Rows from a figure dataset
* * *

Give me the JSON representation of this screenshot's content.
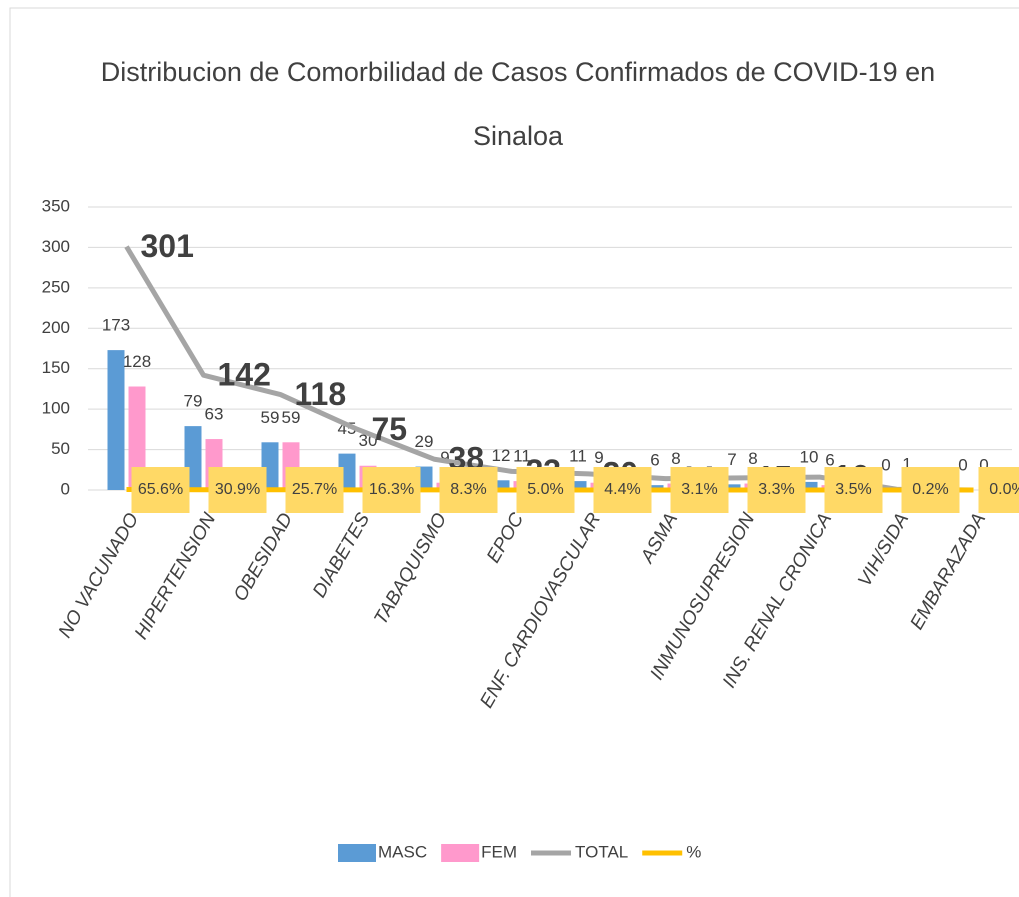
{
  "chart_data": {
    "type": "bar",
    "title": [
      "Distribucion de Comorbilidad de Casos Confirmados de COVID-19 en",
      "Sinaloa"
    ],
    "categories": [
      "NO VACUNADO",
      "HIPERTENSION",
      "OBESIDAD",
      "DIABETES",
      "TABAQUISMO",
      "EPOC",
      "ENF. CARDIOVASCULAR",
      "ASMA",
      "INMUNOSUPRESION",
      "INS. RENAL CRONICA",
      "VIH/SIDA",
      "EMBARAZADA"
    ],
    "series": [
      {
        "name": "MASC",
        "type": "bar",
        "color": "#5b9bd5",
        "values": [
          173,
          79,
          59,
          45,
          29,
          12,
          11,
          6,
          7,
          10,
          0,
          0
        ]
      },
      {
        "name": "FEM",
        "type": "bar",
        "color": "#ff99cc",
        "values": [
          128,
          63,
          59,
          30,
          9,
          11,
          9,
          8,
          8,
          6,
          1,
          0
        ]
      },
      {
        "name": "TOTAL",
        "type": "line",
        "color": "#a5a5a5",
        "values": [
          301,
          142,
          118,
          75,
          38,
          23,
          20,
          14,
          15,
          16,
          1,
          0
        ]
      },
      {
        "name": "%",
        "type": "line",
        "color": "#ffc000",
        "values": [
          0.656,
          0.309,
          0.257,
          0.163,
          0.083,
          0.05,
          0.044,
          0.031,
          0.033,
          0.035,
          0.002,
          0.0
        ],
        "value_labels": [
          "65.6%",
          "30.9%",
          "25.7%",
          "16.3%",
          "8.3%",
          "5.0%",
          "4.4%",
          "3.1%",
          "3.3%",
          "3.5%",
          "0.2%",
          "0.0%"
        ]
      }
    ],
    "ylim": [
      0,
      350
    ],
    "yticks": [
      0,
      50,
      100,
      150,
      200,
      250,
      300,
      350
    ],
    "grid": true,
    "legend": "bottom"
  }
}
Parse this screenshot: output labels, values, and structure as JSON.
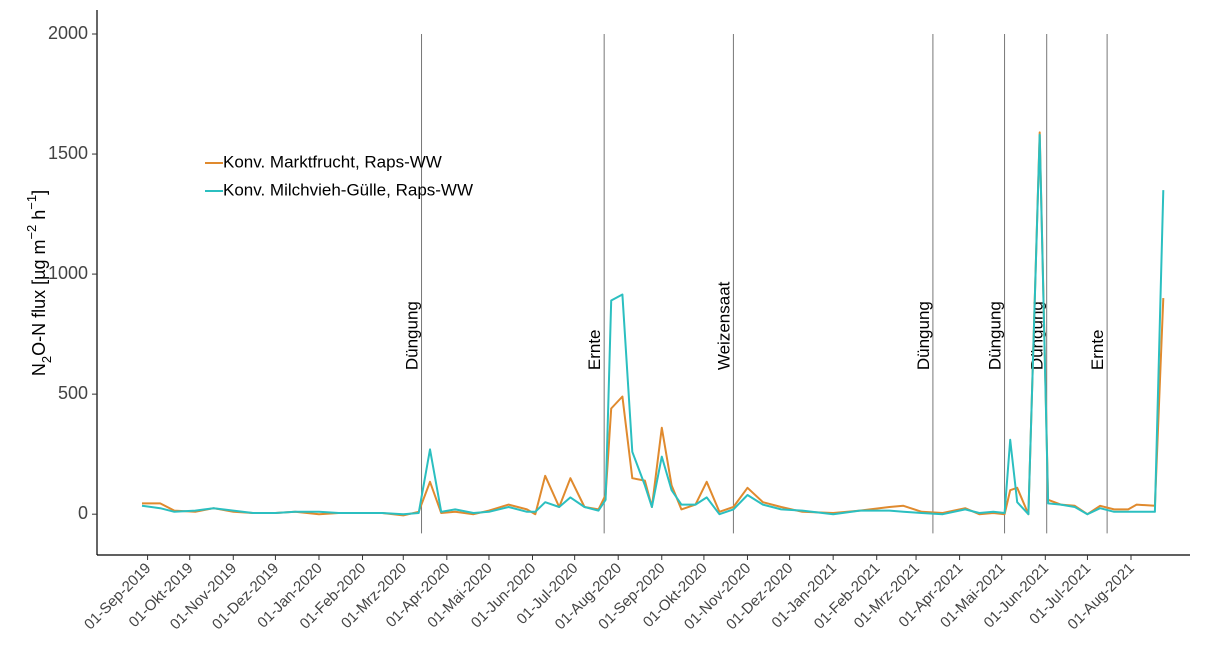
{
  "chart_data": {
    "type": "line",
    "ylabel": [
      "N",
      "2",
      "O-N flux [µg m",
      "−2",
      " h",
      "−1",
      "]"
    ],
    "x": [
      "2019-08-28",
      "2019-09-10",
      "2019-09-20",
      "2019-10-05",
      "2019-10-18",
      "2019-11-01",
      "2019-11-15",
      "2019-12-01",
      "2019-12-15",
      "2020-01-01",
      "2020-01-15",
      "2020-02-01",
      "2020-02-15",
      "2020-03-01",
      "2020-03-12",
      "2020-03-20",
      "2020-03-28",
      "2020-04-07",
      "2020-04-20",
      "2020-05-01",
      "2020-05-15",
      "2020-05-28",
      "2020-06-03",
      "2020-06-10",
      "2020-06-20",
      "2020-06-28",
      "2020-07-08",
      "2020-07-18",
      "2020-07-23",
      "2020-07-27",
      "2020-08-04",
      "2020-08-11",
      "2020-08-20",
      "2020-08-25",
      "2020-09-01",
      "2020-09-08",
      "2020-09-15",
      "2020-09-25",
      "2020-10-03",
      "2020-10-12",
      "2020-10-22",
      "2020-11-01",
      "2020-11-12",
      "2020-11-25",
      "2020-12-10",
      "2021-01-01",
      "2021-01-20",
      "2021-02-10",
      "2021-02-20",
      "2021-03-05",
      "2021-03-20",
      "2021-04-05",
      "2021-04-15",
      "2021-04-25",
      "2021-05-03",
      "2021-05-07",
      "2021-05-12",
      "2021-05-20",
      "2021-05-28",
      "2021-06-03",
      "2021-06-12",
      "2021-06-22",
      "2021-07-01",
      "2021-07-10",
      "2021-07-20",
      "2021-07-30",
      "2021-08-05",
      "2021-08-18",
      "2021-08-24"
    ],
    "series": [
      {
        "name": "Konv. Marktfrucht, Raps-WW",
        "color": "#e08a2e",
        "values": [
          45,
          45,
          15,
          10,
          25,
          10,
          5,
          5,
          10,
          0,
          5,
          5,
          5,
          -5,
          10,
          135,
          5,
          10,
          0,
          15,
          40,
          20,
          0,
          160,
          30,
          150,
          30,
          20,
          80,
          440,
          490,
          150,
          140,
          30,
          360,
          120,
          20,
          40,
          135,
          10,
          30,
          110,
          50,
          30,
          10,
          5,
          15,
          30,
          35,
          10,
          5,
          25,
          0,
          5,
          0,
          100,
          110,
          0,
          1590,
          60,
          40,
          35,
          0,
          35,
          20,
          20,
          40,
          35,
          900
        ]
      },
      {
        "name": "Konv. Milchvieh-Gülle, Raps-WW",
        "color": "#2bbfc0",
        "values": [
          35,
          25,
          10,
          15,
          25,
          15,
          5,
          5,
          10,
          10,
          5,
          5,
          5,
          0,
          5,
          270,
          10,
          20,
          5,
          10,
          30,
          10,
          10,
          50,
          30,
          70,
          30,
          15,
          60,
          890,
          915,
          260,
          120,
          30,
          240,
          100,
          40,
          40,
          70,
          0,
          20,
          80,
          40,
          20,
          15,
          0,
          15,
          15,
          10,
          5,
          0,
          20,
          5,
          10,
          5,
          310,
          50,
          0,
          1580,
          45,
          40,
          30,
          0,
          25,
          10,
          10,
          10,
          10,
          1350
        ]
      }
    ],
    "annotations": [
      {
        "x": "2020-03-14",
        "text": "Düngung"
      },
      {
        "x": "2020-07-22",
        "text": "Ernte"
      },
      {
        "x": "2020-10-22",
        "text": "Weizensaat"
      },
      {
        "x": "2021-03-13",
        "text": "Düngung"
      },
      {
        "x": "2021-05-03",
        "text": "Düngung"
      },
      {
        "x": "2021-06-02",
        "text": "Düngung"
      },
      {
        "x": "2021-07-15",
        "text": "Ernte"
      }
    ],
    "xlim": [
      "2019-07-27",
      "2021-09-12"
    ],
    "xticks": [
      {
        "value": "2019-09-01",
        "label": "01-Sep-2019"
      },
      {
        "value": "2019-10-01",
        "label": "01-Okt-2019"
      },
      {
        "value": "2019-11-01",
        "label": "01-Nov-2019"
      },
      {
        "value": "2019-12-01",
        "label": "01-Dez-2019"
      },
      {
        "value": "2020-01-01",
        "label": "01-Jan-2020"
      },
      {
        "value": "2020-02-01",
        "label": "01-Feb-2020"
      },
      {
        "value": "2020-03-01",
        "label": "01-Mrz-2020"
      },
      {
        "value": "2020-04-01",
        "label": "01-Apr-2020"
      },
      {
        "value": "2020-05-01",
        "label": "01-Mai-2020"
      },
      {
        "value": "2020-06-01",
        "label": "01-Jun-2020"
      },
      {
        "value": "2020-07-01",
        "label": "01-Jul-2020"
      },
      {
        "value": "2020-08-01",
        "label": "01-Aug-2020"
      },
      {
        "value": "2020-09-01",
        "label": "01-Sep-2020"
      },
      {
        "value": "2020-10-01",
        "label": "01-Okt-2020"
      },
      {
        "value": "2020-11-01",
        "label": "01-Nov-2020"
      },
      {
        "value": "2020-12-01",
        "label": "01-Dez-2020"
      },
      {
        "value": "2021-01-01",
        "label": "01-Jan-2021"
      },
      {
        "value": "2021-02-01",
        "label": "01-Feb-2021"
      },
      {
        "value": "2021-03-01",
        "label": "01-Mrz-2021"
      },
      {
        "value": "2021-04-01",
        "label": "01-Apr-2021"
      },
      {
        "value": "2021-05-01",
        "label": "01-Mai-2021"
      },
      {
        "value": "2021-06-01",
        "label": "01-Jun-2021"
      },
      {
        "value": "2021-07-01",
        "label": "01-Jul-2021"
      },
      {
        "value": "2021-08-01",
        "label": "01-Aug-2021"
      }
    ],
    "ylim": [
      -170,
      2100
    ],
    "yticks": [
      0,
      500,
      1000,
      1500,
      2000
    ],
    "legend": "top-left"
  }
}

* * *

| Task to carry out |
Repeat the material above word for word, please, apart from its images.

| Completed task |
Give me the JSON representation of this screenshot's content.
{
  "chart_data": {
    "type": "bar",
    "title": [
      "Distribucion de Comorbilidad de Casos Confirmados de COVID-19 en",
      "Sinaloa"
    ],
    "categories": [
      "NO VACUNADO",
      "HIPERTENSION",
      "OBESIDAD",
      "DIABETES",
      "TABAQUISMO",
      "EPOC",
      "ENF. CARDIOVASCULAR",
      "ASMA",
      "INMUNOSUPRESION",
      "INS. RENAL CRONICA",
      "VIH/SIDA",
      "EMBARAZADA"
    ],
    "series": [
      {
        "name": "MASC",
        "type": "bar",
        "color": "#5b9bd5",
        "values": [
          173,
          79,
          59,
          45,
          29,
          12,
          11,
          6,
          7,
          10,
          0,
          0
        ]
      },
      {
        "name": "FEM",
        "type": "bar",
        "color": "#ff99cc",
        "values": [
          128,
          63,
          59,
          30,
          9,
          11,
          9,
          8,
          8,
          6,
          1,
          0
        ]
      },
      {
        "name": "TOTAL",
        "type": "line",
        "color": "#a5a5a5",
        "values": [
          301,
          142,
          118,
          75,
          38,
          23,
          20,
          14,
          15,
          16,
          1,
          0
        ]
      },
      {
        "name": "%",
        "type": "line",
        "color": "#ffc000",
        "values": [
          0.656,
          0.309,
          0.257,
          0.163,
          0.083,
          0.05,
          0.044,
          0.031,
          0.033,
          0.035,
          0.002,
          0.0
        ],
        "value_labels": [
          "65.6%",
          "30.9%",
          "25.7%",
          "16.3%",
          "8.3%",
          "5.0%",
          "4.4%",
          "3.1%",
          "3.3%",
          "3.5%",
          "0.2%",
          "0.0%"
        ]
      }
    ],
    "ylim": [
      0,
      350
    ],
    "yticks": [
      0,
      50,
      100,
      150,
      200,
      250,
      300,
      350
    ],
    "grid": true,
    "legend": "bottom"
  }
}
Parse this screenshot: output labels, values, and structure as JSON.
{
  "chart_data": {
    "type": "line",
    "ylabel": [
      "N",
      "2",
      "O-N flux [µg m",
      "−2",
      " h",
      "−1",
      "]"
    ],
    "x": [
      "2019-08-28",
      "2019-09-10",
      "2019-09-20",
      "2019-10-05",
      "2019-10-18",
      "2019-11-01",
      "2019-11-15",
      "2019-12-01",
      "2019-12-15",
      "2020-01-01",
      "2020-01-15",
      "2020-02-01",
      "2020-02-15",
      "2020-03-01",
      "2020-03-12",
      "2020-03-20",
      "2020-03-28",
      "2020-04-07",
      "2020-04-20",
      "2020-05-01",
      "2020-05-15",
      "2020-05-28",
      "2020-06-03",
      "2020-06-10",
      "2020-06-20",
      "2020-06-28",
      "2020-07-08",
      "2020-07-18",
      "2020-07-23",
      "2020-07-27",
      "2020-08-04",
      "2020-08-11",
      "2020-08-20",
      "2020-08-25",
      "2020-09-01",
      "2020-09-08",
      "2020-09-15",
      "2020-09-25",
      "2020-10-03",
      "2020-10-12",
      "2020-10-22",
      "2020-11-01",
      "2020-11-12",
      "2020-11-25",
      "2020-12-10",
      "2021-01-01",
      "2021-01-20",
      "2021-02-10",
      "2021-02-20",
      "2021-03-05",
      "2021-03-20",
      "2021-04-05",
      "2021-04-15",
      "2021-04-25",
      "2021-05-03",
      "2021-05-07",
      "2021-05-12",
      "2021-05-20",
      "2021-05-28",
      "2021-06-03",
      "2021-06-12",
      "2021-06-22",
      "2021-07-01",
      "2021-07-10",
      "2021-07-20",
      "2021-07-30",
      "2021-08-05",
      "2021-08-18",
      "2021-08-24"
    ],
    "series": [
      {
        "name": "Konv. Marktfrucht, Raps-WW",
        "color": "#e08a2e",
        "values": [
          45,
          45,
          15,
          10,
          25,
          10,
          5,
          5,
          10,
          0,
          5,
          5,
          5,
          -5,
          10,
          135,
          5,
          10,
          0,
          15,
          40,
          20,
          0,
          160,
          30,
          150,
          30,
          20,
          80,
          440,
          490,
          150,
          140,
          30,
          360,
          120,
          20,
          40,
          135,
          10,
          30,
          110,
          50,
          30,
          10,
          5,
          15,
          30,
          35,
          10,
          5,
          25,
          0,
          5,
          0,
          100,
          110,
          0,
          1590,
          60,
          40,
          35,
          0,
          35,
          20,
          20,
          40,
          35,
          900
        ]
      },
      {
        "name": "Konv. Milchvieh-Gülle, Raps-WW",
        "color": "#2bbfc0",
        "values": [
          35,
          25,
          10,
          15,
          25,
          15,
          5,
          5,
          10,
          10,
          5,
          5,
          5,
          0,
          5,
          270,
          10,
          20,
          5,
          10,
          30,
          10,
          10,
          50,
          30,
          70,
          30,
          15,
          60,
          890,
          915,
          260,
          120,
          30,
          240,
          100,
          40,
          40,
          70,
          0,
          20,
          80,
          40,
          20,
          15,
          0,
          15,
          15,
          10,
          5,
          0,
          20,
          5,
          10,
          5,
          310,
          50,
          0,
          1580,
          45,
          40,
          30,
          0,
          25,
          10,
          10,
          10,
          10,
          1350
        ]
      }
    ],
    "annotations": [
      {
        "x": "2020-03-14",
        "text": "Düngung"
      },
      {
        "x": "2020-07-22",
        "text": "Ernte"
      },
      {
        "x": "2020-10-22",
        "text": "Weizensaat"
      },
      {
        "x": "2021-03-13",
        "text": "Düngung"
      },
      {
        "x": "2021-05-03",
        "text": "Düngung"
      },
      {
        "x": "2021-06-02",
        "text": "Düngung"
      },
      {
        "x": "2021-07-15",
        "text": "Ernte"
      }
    ],
    "xlim": [
      "2019-07-27",
      "2021-09-12"
    ],
    "xticks": [
      {
        "value": "2019-09-01",
        "label": "01-Sep-2019"
      },
      {
        "value": "2019-10-01",
        "label": "01-Okt-2019"
      },
      {
        "value": "2019-11-01",
        "label": "01-Nov-2019"
      },
      {
        "value": "2019-12-01",
        "label": "01-Dez-2019"
      },
      {
        "value": "2020-01-01",
        "label": "01-Jan-2020"
      },
      {
        "value": "2020-02-01",
        "label": "01-Feb-2020"
      },
      {
        "value": "2020-03-01",
        "label": "01-Mrz-2020"
      },
      {
        "value": "2020-04-01",
        "label": "01-Apr-2020"
      },
      {
        "value": "2020-05-01",
        "label": "01-Mai-2020"
      },
      {
        "value": "2020-06-01",
        "label": "01-Jun-2020"
      },
      {
        "value": "2020-07-01",
        "label": "01-Jul-2020"
      },
      {
        "value": "2020-08-01",
        "label": "01-Aug-2020"
      },
      {
        "value": "2020-09-01",
        "label": "01-Sep-2020"
      },
      {
        "value": "2020-10-01",
        "label": "01-Okt-2020"
      },
      {
        "value": "2020-11-01",
        "label": "01-Nov-2020"
      },
      {
        "value": "2020-12-01",
        "label": "01-Dez-2020"
      },
      {
        "value": "2021-01-01",
        "label": "01-Jan-2021"
      },
      {
        "value": "2021-02-01",
        "label": "01-Feb-2021"
      },
      {
        "value": "2021-03-01",
        "label": "01-Mrz-2021"
      },
      {
        "value": "2021-04-01",
        "label": "01-Apr-2021"
      },
      {
        "value": "2021-05-01",
        "label": "01-Mai-2021"
      },
      {
        "value": "2021-06-01",
        "label": "01-Jun-2021"
      },
      {
        "value": "2021-07-01",
        "label": "01-Jul-2021"
      },
      {
        "value": "2021-08-01",
        "label": "01-Aug-2021"
      }
    ],
    "ylim": [
      -170,
      2100
    ],
    "yticks": [
      0,
      500,
      1000,
      1500,
      2000
    ],
    "legend": "top-left"
  }
}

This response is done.